Provided data:
++++++++++++++++++++

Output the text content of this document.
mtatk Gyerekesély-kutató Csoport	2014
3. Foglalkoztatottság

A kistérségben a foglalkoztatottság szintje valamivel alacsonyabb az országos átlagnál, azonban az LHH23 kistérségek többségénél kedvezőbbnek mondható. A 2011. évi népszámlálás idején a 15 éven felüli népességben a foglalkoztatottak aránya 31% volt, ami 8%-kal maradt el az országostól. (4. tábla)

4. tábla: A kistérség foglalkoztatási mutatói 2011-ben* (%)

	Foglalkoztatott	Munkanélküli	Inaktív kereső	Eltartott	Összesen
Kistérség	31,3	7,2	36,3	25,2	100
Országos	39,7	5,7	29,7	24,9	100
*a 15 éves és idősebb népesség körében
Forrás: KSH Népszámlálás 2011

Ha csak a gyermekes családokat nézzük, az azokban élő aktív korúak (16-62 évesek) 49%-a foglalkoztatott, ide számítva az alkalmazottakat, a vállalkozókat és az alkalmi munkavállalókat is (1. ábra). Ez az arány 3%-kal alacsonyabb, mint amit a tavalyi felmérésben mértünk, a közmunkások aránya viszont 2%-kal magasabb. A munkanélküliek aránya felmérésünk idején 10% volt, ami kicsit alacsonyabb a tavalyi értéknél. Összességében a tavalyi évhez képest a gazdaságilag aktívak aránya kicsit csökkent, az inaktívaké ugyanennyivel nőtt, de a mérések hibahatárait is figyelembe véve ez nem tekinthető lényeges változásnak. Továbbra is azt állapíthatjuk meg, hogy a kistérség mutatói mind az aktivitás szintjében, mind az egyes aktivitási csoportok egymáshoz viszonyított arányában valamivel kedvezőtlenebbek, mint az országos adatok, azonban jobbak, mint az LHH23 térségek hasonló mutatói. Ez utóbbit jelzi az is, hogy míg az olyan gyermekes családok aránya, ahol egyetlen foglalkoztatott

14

++++++++++++++++++++

Exercise aim: Every record above should be copied exactly.

Right answer:
Output the text content of this document.
mtatk Gyerekesély-kutató Csoport	2014
3. Foglalkoztatottság

A kistérségben a foglalkoztatottság szintje valamivel alacsonyabb az országos átlagnál, azonban az LHH23 kistérségek többségénél kedvezőbbnek mondható. A 2011. évi népszámlálás idején a 15 éven felüli népességben a foglalkoztatottak aránya 31% volt, ami 8%-kal maradt el az országostól. (4. tábla)

4. tábla: A kistérség foglalkoztatási mutatói 2011-ben* (%)

	Foglalkoztatott	Munkanélküli	Inaktív kereső	Eltartott	Összesen
Kistérség	31,3	7,2	36,3	25,2	100
Országos	39,7	5,7	29,7	24,9	100
*a 15 éves és idősebb népesség körében
Forrás: KSH Népszámlálás 2011

Ha csak a gyermekes családokat nézzük, az azokban élő aktív korúak (16-62 évesek) 49%-a foglalkoztatott, ide számítva az alkalmazottakat, a vállalkozókat és az alkalmi munkavállalókat is (1. ábra). Ez az arány 3%-kal alacsonyabb, mint amit a tavalyi felmérésben mértünk, a közmunkások aránya viszont 2%-kal magasabb. A munkanélküliek aránya felmérésünk idején 10% volt, ami kicsit alacsonyabb a tavalyi értéknél. Összességében a tavalyi évhez képest a gazdaságilag aktívak aránya kicsit csökkent, az inaktívaké ugyanennyivel nőtt, de a mérések hibahatárait is figyelembe véve ez nem tekinthető lényeges változásnak. Továbbra is azt állapíthatjuk meg, hogy a kistérség mutatói mind az aktivitás szintjében, mind az egyes aktivitási csoportok egymáshoz viszonyított arányában valamivel kedvezőtlenebbek, mint az országos adatok, azonban jobbak, mint az LHH23 térségek hasonló mutatói. Ez utóbbit jelzi az is, hogy míg az olyan gyermekes családok aránya, ahol egyetlen foglalkoztatott

14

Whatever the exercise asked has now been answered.